= Working data =
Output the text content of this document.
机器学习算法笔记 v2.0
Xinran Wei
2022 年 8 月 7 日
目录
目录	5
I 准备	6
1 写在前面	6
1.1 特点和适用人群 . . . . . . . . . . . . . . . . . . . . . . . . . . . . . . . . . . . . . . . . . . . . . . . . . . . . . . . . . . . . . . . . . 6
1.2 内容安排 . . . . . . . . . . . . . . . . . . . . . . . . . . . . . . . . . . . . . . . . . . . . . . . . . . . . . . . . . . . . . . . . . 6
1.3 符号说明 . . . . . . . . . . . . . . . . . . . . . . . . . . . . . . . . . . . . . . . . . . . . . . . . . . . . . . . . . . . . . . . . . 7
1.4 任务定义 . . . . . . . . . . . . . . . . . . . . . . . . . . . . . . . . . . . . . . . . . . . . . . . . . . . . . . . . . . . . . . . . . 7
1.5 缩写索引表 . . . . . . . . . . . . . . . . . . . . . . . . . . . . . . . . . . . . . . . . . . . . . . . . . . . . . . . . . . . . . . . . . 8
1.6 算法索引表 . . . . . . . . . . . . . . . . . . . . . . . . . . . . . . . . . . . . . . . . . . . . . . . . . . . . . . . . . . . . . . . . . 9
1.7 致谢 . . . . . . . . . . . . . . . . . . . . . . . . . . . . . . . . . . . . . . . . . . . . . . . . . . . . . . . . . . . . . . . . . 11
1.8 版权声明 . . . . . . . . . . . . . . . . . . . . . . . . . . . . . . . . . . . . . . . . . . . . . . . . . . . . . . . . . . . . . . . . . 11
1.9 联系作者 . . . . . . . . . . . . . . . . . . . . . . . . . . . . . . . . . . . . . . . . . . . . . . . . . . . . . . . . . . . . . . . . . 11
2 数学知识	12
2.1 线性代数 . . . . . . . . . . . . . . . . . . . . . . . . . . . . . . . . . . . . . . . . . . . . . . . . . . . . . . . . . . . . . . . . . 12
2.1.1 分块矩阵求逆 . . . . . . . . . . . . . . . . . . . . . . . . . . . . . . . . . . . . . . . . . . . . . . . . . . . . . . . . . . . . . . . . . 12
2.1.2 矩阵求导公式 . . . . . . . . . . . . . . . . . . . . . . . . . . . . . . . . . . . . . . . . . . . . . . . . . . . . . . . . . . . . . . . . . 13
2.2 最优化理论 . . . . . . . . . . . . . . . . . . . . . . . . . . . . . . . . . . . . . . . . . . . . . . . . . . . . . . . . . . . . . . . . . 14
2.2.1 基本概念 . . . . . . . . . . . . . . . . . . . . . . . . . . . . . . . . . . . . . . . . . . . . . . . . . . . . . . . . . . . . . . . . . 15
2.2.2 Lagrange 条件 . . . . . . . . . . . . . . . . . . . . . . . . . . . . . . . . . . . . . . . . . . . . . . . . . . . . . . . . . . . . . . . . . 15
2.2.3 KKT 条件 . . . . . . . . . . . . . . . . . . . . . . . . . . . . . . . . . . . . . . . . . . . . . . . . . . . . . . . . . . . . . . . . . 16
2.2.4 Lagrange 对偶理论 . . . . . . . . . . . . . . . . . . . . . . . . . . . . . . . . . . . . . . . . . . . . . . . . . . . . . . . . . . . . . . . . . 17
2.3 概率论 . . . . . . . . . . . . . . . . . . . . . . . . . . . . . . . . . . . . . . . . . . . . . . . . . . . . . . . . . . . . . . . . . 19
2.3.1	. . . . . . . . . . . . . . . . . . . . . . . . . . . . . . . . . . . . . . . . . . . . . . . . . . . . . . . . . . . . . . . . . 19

= Challenge =
Retype every record above exactly as it appears.

= Task result =
Output the text content of this document.
机器学习算法笔记 v2.0
Xinran Wei
2022 年 8 月 7 日
目录
目录	5
I 准备	6
1 写在前面	6
1.1 特点和适用人群 . . . . . . . . . . . . . . . . . . . . . . . . . . . . . . . . . . . . . . . . . . . . . . . . . . . . . . . . . . . . . . . . . 6
1.2 内容安排 . . . . . . . . . . . . . . . . . . . . . . . . . . . . . . . . . . . . . . . . . . . . . . . . . . . . . . . . . . . . . . . . . 6
1.3 符号说明 . . . . . . . . . . . . . . . . . . . . . . . . . . . . . . . . . . . . . . . . . . . . . . . . . . . . . . . . . . . . . . . . . 7
1.4 任务定义 . . . . . . . . . . . . . . . . . . . . . . . . . . . . . . . . . . . . . . . . . . . . . . . . . . . . . . . . . . . . . . . . . 7
1.5 缩写索引表 . . . . . . . . . . . . . . . . . . . . . . . . . . . . . . . . . . . . . . . . . . . . . . . . . . . . . . . . . . . . . . . . . 8
1.6 算法索引表 . . . . . . . . . . . . . . . . . . . . . . . . . . . . . . . . . . . . . . . . . . . . . . . . . . . . . . . . . . . . . . . . . 9
1.7 致谢 . . . . . . . . . . . . . . . . . . . . . . . . . . . . . . . . . . . . . . . . . . . . . . . . . . . . . . . . . . . . . . . . . 11
1.8 版权声明 . . . . . . . . . . . . . . . . . . . . . . . . . . . . . . . . . . . . . . . . . . . . . . . . . . . . . . . . . . . . . . . . . 11
1.9 联系作者 . . . . . . . . . . . . . . . . . . . . . . . . . . . . . . . . . . . . . . . . . . . . . . . . . . . . . . . . . . . . . . . . . 11
2 数学知识	12
2.1 线性代数 . . . . . . . . . . . . . . . . . . . . . . . . . . . . . . . . . . . . . . . . . . . . . . . . . . . . . . . . . . . . . . . . . 12
2.1.1 分块矩阵求逆 . . . . . . . . . . . . . . . . . . . . . . . . . . . . . . . . . . . . . . . . . . . . . . . . . . . . . . . . . . . . . . . . . 12
2.1.2 矩阵求导公式 . . . . . . . . . . . . . . . . . . . . . . . . . . . . . . . . . . . . . . . . . . . . . . . . . . . . . . . . . . . . . . . . . 13
2.2 最优化理论 . . . . . . . . . . . . . . . . . . . . . . . . . . . . . . . . . . . . . . . . . . . . . . . . . . . . . . . . . . . . . . . . . 14
2.2.1 基本概念 . . . . . . . . . . . . . . . . . . . . . . . . . . . . . . . . . . . . . . . . . . . . . . . . . . . . . . . . . . . . . . . . . 15
2.2.2 Lagrange 条件 . . . . . . . . . . . . . . . . . . . . . . . . . . . . . . . . . . . . . . . . . . . . . . . . . . . . . . . . . . . . . . . . . 15
2.2.3 KKT 条件 . . . . . . . . . . . . . . . . . . . . . . . . . . . . . . . . . . . . . . . . . . . . . . . . . . . . . . . . . . . . . . . . . 16
2.2.4 Lagrange 对偶理论 . . . . . . . . . . . . . . . . . . . . . . . . . . . . . . . . . . . . . . . . . . . . . . . . . . . . . . . . . . . . . . . . . 17
2.3 概率论 . . . . . . . . . . . . . . . . . . . . . . . . . . . . . . . . . . . . . . . . . . . . . . . . . . . . . . . . . . . . . . . . . 19
2.3.1	. . . . . . . . . . . . . . . . . . . . . . . . . . . . . . . . . . . . . . . . . . . . . . . . . . . . . . . . . . . . . . . . . 19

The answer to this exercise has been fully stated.